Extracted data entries
- - -

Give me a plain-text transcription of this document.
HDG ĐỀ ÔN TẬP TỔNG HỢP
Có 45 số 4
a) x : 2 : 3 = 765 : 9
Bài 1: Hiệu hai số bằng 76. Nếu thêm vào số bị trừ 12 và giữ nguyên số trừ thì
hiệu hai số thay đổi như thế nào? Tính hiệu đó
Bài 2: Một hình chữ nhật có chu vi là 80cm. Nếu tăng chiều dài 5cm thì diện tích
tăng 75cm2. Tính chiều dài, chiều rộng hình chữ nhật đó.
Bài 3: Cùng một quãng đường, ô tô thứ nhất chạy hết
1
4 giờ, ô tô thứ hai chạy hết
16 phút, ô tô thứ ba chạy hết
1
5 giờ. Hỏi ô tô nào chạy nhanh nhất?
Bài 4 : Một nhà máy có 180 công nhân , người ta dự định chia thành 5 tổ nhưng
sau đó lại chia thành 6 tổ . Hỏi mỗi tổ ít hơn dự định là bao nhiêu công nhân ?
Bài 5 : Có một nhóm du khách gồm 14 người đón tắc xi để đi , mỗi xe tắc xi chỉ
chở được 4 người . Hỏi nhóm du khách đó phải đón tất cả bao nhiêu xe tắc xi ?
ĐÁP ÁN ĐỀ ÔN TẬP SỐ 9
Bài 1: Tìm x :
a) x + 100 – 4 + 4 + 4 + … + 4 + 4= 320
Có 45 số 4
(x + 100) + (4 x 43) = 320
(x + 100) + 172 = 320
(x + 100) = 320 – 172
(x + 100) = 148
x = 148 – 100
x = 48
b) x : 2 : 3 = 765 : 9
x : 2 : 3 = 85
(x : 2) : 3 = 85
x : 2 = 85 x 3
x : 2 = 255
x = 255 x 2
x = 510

- - -

* **Instructions to follow**:
Show all lines from the listing above in which "chạy" appears.

* **The response**:
Bài 3: Cùng một quãng đường, ô tô thứ nhất chạy hết
4 giờ, ô tô thứ hai chạy hết
16 phút, ô tô thứ ba chạy hết
5 giờ. Hỏi ô tô nào chạy nhanh nhất?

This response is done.